### EXERCISE
Check every line below for the word "this" and show those that hold it.

Stored data
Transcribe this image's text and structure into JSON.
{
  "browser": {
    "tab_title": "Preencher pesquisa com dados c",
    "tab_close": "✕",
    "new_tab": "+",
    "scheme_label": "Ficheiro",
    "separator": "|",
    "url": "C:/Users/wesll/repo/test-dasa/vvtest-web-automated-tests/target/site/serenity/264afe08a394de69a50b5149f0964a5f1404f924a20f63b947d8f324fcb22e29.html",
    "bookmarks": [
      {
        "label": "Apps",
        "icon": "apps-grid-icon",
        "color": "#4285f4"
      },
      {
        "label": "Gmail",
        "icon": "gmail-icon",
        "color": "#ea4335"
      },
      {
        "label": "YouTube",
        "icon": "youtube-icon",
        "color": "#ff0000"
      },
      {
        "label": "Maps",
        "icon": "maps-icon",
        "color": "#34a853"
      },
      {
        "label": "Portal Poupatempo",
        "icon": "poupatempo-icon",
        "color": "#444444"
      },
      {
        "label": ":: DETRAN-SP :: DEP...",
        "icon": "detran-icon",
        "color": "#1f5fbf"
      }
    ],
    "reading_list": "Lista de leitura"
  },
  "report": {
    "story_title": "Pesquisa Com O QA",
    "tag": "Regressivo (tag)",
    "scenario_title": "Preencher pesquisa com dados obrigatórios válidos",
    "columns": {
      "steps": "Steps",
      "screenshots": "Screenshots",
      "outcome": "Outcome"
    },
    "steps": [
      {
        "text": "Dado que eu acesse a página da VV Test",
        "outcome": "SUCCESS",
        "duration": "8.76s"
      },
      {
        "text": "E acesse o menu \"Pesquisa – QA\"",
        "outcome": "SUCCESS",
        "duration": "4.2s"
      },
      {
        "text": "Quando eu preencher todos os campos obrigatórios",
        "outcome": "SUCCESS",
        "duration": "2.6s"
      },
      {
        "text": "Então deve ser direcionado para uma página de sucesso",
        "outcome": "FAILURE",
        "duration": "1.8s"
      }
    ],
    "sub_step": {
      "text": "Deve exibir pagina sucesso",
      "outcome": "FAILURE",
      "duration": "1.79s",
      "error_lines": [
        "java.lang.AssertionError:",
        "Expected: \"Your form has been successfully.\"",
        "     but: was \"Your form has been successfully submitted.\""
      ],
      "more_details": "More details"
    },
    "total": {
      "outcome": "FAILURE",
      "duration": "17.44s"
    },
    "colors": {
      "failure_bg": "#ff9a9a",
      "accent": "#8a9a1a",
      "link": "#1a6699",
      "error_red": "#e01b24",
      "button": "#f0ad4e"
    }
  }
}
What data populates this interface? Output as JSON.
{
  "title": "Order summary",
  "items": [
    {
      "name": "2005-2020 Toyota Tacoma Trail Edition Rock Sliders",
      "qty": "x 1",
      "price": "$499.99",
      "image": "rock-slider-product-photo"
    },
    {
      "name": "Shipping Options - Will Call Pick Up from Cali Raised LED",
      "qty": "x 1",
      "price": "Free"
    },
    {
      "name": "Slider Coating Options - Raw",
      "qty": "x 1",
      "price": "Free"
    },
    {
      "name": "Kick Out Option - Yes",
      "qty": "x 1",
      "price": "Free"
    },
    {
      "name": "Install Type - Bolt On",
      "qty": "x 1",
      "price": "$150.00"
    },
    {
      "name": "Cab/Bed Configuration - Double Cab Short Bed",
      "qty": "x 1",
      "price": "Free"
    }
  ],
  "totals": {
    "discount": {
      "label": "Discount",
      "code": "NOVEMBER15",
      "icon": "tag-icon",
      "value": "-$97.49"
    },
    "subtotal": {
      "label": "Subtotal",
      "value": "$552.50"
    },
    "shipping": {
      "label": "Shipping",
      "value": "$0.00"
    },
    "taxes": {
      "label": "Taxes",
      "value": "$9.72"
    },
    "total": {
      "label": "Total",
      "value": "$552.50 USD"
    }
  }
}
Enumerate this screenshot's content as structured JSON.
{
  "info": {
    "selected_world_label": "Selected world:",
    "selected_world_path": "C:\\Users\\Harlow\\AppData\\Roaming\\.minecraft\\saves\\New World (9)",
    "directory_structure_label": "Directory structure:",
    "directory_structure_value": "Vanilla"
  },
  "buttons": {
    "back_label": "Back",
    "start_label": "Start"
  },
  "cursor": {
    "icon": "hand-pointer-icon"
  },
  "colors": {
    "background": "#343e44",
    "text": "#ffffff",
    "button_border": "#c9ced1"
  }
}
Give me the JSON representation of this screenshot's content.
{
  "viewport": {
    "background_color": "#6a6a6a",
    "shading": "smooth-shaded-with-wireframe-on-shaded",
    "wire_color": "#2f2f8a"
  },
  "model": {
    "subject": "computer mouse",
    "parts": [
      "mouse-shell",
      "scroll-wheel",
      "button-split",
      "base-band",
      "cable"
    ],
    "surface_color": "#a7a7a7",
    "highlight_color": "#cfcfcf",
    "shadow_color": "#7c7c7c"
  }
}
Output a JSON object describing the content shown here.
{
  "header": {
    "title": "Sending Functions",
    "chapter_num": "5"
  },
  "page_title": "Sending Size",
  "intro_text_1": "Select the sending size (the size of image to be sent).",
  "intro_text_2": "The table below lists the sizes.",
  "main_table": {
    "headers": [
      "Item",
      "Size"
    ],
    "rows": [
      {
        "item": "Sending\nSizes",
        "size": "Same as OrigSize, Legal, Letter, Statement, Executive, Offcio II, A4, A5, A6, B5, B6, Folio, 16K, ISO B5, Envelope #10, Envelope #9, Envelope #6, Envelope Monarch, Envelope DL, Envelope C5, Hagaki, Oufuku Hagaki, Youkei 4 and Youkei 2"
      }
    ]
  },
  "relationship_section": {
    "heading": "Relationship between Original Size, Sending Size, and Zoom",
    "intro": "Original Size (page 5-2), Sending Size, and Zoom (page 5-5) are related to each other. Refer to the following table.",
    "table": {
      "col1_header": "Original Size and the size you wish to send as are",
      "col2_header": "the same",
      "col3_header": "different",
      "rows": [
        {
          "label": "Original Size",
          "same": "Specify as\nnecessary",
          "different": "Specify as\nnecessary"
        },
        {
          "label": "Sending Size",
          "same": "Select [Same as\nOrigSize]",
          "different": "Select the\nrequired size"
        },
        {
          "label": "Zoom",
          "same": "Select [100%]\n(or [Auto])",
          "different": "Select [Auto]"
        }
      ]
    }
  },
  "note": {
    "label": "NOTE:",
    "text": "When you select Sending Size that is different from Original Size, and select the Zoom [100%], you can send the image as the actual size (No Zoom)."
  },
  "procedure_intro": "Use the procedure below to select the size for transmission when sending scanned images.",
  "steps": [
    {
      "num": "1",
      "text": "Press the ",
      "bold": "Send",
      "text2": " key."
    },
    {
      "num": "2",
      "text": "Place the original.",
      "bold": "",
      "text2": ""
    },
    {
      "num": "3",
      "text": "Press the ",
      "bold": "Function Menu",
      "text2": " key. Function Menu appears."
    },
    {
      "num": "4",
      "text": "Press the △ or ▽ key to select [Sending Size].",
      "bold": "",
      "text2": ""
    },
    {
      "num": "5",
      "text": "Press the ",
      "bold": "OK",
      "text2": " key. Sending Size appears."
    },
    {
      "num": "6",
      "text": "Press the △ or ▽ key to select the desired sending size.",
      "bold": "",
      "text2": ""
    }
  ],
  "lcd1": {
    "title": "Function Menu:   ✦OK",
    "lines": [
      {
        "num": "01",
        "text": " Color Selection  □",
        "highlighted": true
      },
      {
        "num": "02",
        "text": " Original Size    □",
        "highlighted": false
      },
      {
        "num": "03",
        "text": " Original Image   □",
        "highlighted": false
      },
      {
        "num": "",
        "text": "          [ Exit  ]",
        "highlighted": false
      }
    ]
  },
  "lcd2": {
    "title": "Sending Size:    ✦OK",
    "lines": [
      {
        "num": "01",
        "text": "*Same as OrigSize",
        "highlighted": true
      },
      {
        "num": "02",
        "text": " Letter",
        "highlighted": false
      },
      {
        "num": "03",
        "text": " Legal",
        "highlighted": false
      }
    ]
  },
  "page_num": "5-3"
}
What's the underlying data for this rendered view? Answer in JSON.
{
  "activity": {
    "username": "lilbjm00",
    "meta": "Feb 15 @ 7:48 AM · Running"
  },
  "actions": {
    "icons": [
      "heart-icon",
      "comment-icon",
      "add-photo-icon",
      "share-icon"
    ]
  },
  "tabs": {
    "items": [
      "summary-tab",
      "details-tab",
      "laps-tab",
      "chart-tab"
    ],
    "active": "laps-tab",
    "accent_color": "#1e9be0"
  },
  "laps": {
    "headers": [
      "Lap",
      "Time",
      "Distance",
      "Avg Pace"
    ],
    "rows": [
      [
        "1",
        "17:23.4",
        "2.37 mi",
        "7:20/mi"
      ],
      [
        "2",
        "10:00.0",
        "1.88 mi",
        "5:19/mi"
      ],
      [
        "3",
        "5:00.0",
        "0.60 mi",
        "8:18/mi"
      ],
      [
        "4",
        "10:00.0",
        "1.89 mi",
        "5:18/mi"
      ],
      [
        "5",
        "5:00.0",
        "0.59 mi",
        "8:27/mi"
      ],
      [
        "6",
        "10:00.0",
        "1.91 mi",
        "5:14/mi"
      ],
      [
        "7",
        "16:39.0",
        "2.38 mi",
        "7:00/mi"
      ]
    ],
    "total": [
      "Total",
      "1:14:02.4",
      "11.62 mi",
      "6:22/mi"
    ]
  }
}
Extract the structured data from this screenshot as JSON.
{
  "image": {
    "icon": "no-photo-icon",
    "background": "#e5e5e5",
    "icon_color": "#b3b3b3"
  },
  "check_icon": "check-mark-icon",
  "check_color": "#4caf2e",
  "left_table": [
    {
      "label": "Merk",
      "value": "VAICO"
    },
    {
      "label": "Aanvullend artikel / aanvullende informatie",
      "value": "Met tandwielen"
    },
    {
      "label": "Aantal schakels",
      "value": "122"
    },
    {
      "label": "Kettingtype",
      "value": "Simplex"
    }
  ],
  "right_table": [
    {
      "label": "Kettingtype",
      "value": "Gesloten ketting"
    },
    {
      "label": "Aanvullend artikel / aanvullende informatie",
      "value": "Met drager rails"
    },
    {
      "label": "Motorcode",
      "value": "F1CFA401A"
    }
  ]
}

### EXPECTED ANSWER
Transcribe this image's text and structure into JSON.
What data populates this interface? Output as JSON.
Enumerate this screenshot's content as structured JSON.
Give me the JSON representation of this screenshot's content.
What's the underlying data for this rendered view? Answer in JSON.
Extract the structured data from this screenshot as JSON.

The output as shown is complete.